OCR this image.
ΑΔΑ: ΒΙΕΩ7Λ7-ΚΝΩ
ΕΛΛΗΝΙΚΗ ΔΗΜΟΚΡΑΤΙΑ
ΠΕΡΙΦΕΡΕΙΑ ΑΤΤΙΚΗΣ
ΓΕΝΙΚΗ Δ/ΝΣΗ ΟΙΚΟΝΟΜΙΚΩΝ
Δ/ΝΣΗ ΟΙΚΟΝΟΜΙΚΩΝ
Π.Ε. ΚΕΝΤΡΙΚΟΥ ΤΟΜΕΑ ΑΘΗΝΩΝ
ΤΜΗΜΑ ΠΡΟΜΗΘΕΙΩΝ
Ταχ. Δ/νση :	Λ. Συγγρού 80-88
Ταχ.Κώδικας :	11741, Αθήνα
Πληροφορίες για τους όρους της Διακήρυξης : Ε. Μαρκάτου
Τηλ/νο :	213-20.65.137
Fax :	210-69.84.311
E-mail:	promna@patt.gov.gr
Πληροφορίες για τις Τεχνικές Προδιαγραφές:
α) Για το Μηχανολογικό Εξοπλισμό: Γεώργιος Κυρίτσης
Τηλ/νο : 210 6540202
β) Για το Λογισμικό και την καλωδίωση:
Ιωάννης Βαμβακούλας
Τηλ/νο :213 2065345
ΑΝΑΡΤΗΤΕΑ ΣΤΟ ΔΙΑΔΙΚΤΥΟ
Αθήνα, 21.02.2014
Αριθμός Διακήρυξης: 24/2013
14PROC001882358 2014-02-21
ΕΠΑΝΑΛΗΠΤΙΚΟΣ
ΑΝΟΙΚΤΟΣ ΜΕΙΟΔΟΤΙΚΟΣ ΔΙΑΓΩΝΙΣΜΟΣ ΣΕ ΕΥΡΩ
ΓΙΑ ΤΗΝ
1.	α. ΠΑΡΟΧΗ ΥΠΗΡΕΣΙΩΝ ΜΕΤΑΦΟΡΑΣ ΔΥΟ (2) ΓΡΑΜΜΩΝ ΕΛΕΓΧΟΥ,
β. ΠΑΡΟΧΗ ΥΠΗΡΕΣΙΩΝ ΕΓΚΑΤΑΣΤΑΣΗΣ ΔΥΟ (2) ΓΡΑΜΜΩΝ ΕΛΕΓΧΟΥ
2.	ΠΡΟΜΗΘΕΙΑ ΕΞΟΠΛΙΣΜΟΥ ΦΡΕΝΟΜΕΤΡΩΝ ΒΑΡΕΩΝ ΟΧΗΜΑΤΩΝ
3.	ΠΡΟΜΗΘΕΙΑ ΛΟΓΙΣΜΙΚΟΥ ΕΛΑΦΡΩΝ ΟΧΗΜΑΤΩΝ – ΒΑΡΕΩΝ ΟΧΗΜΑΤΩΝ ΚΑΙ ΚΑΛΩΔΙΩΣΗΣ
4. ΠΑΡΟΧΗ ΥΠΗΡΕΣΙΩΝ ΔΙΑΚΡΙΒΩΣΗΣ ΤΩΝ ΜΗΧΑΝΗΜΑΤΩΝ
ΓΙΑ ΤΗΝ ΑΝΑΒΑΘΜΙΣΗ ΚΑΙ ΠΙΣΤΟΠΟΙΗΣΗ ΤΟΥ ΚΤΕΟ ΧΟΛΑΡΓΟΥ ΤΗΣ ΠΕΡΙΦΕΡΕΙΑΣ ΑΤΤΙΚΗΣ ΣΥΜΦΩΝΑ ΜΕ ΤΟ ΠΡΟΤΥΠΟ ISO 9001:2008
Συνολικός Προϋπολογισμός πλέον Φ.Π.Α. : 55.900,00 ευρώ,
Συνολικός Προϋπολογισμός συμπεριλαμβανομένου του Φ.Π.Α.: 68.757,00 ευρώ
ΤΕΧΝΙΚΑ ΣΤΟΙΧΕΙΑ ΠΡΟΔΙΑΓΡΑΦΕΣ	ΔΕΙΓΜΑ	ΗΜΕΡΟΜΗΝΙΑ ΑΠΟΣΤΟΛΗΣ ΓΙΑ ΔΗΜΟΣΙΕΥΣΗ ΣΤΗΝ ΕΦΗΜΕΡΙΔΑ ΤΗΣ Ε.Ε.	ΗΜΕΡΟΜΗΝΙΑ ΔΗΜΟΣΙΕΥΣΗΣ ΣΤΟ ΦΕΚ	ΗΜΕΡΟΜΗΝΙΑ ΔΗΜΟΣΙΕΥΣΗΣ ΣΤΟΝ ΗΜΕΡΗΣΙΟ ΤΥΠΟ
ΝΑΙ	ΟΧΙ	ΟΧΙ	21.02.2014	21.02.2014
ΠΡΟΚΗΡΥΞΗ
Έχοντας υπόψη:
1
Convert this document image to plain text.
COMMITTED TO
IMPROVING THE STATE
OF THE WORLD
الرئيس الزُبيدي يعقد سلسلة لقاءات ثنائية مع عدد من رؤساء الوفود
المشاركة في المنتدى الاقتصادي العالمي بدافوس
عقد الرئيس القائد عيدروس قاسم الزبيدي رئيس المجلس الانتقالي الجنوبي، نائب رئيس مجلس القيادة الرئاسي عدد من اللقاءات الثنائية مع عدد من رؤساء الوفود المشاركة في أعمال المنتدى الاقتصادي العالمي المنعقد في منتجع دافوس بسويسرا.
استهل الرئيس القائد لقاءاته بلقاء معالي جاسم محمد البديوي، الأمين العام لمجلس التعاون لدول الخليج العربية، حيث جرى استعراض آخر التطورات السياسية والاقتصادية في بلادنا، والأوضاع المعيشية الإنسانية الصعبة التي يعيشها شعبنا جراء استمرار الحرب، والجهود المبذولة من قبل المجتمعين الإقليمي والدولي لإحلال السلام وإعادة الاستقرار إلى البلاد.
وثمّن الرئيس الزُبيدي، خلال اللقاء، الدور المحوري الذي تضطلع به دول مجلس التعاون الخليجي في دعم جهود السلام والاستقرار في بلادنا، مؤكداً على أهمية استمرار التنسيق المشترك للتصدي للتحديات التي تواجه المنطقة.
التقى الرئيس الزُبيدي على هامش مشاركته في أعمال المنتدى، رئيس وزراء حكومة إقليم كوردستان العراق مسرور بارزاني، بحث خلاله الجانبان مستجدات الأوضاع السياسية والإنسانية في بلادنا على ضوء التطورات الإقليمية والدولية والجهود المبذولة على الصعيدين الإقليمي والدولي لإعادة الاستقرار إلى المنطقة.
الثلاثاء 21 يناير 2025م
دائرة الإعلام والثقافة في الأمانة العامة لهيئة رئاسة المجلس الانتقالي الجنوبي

(EXERCISE BRIEF)
Restate the data above exactly, keeping each word as it stands.

(PROBLEM SOLUTION)
OCR this image.
ΑΔΑ: ΒΙΕΩ7Λ7-ΚΝΩ
ΕΛΛΗΝΙΚΗ ΔΗΜΟΚΡΑΤΙΑ
ΠΕΡΙΦΕΡΕΙΑ ΑΤΤΙΚΗΣ
ΓΕΝΙΚΗ Δ/ΝΣΗ ΟΙΚΟΝΟΜΙΚΩΝ
Δ/ΝΣΗ ΟΙΚΟΝΟΜΙΚΩΝ
Π.Ε. ΚΕΝΤΡΙΚΟΥ ΤΟΜΕΑ ΑΘΗΝΩΝ
ΤΜΗΜΑ ΠΡΟΜΗΘΕΙΩΝ
Ταχ. Δ/νση :	Λ. Συγγρού 80-88
Ταχ.Κώδικας :	11741, Αθήνα
Πληροφορίες για τους όρους της Διακήρυξης : Ε. Μαρκάτου
Τηλ/νο :	213-20.65.137
Fax :	210-69.84.311
E-mail:	promna@patt.gov.gr
Πληροφορίες για τις Τεχνικές Προδιαγραφές:
α) Για το Μηχανολογικό Εξοπλισμό: Γεώργιος Κυρίτσης
Τηλ/νο : 210 6540202
β) Για το Λογισμικό και την καλωδίωση:
Ιωάννης Βαμβακούλας
Τηλ/νο :213 2065345
ΑΝΑΡΤΗΤΕΑ ΣΤΟ ΔΙΑΔΙΚΤΥΟ
Αθήνα, 21.02.2014
Αριθμός Διακήρυξης: 24/2013
14PROC001882358 2014-02-21
ΕΠΑΝΑΛΗΠΤΙΚΟΣ
ΑΝΟΙΚΤΟΣ ΜΕΙΟΔΟΤΙΚΟΣ ΔΙΑΓΩΝΙΣΜΟΣ ΣΕ ΕΥΡΩ
ΓΙΑ ΤΗΝ
1.	α. ΠΑΡΟΧΗ ΥΠΗΡΕΣΙΩΝ ΜΕΤΑΦΟΡΑΣ ΔΥΟ (2) ΓΡΑΜΜΩΝ ΕΛΕΓΧΟΥ,
β. ΠΑΡΟΧΗ ΥΠΗΡΕΣΙΩΝ ΕΓΚΑΤΑΣΤΑΣΗΣ ΔΥΟ (2) ΓΡΑΜΜΩΝ ΕΛΕΓΧΟΥ
2.	ΠΡΟΜΗΘΕΙΑ ΕΞΟΠΛΙΣΜΟΥ ΦΡΕΝΟΜΕΤΡΩΝ ΒΑΡΕΩΝ ΟΧΗΜΑΤΩΝ
3.	ΠΡΟΜΗΘΕΙΑ ΛΟΓΙΣΜΙΚΟΥ ΕΛΑΦΡΩΝ ΟΧΗΜΑΤΩΝ – ΒΑΡΕΩΝ ΟΧΗΜΑΤΩΝ ΚΑΙ ΚΑΛΩΔΙΩΣΗΣ
4. ΠΑΡΟΧΗ ΥΠΗΡΕΣΙΩΝ ΔΙΑΚΡΙΒΩΣΗΣ ΤΩΝ ΜΗΧΑΝΗΜΑΤΩΝ
ΓΙΑ ΤΗΝ ΑΝΑΒΑΘΜΙΣΗ ΚΑΙ ΠΙΣΤΟΠΟΙΗΣΗ ΤΟΥ ΚΤΕΟ ΧΟΛΑΡΓΟΥ ΤΗΣ ΠΕΡΙΦΕΡΕΙΑΣ ΑΤΤΙΚΗΣ ΣΥΜΦΩΝΑ ΜΕ ΤΟ ΠΡΟΤΥΠΟ ISO 9001:2008
Συνολικός Προϋπολογισμός πλέον Φ.Π.Α. : 55.900,00 ευρώ,
Συνολικός Προϋπολογισμός συμπεριλαμβανομένου του Φ.Π.Α.: 68.757,00 ευρώ
ΤΕΧΝΙΚΑ ΣΤΟΙΧΕΙΑ ΠΡΟΔΙΑΓΡΑΦΕΣ	ΔΕΙΓΜΑ	ΗΜΕΡΟΜΗΝΙΑ ΑΠΟΣΤΟΛΗΣ ΓΙΑ ΔΗΜΟΣΙΕΥΣΗ ΣΤΗΝ ΕΦΗΜΕΡΙΔΑ ΤΗΣ Ε.Ε.	ΗΜΕΡΟΜΗΝΙΑ ΔΗΜΟΣΙΕΥΣΗΣ ΣΤΟ ΦΕΚ	ΗΜΕΡΟΜΗΝΙΑ ΔΗΜΟΣΙΕΥΣΗΣ ΣΤΟΝ ΗΜΕΡΗΣΙΟ ΤΥΠΟ
ΝΑΙ	ΟΧΙ	ΟΧΙ	21.02.2014	21.02.2014
ΠΡΟΚΗΡΥΞΗ
Έχοντας υπόψη:
1
Convert this document image to plain text.
COMMITTED TO
IMPROVING THE STATE
OF THE WORLD
الرئيس الزُبيدي يعقد سلسلة لقاءات ثنائية مع عدد من رؤساء الوفود
المشاركة في المنتدى الاقتصادي العالمي بدافوس
عقد الرئيس القائد عيدروس قاسم الزبيدي رئيس المجلس الانتقالي الجنوبي، نائب رئيس مجلس القيادة الرئاسي عدد من اللقاءات الثنائية مع عدد من رؤساء الوفود المشاركة في أعمال المنتدى الاقتصادي العالمي المنعقد في منتجع دافوس بسويسرا.
استهل الرئيس القائد لقاءاته بلقاء معالي جاسم محمد البديوي، الأمين العام لمجلس التعاون لدول الخليج العربية، حيث جرى استعراض آخر التطورات السياسية والاقتصادية في بلادنا، والأوضاع المعيشية الإنسانية الصعبة التي يعيشها شعبنا جراء استمرار الحرب، والجهود المبذولة من قبل المجتمعين الإقليمي والدولي لإحلال السلام وإعادة الاستقرار إلى البلاد.
وثمّن الرئيس الزُبيدي، خلال اللقاء، الدور المحوري الذي تضطلع به دول مجلس التعاون الخليجي في دعم جهود السلام والاستقرار في بلادنا، مؤكداً على أهمية استمرار التنسيق المشترك للتصدي للتحديات التي تواجه المنطقة.
التقى الرئيس الزُبيدي على هامش مشاركته في أعمال المنتدى، رئيس وزراء حكومة إقليم كوردستان العراق مسرور بارزاني، بحث خلاله الجانبان مستجدات الأوضاع السياسية والإنسانية في بلادنا على ضوء التطورات الإقليمية والدولية والجهود المبذولة على الصعيدين الإقليمي والدولي لإعادة الاستقرار إلى المنطقة.
الثلاثاء 21 يناير 2025م
دائرة الإعلام والثقافة في الأمانة العامة لهيئة رئاسة المجلس الانتقالي الجنوبي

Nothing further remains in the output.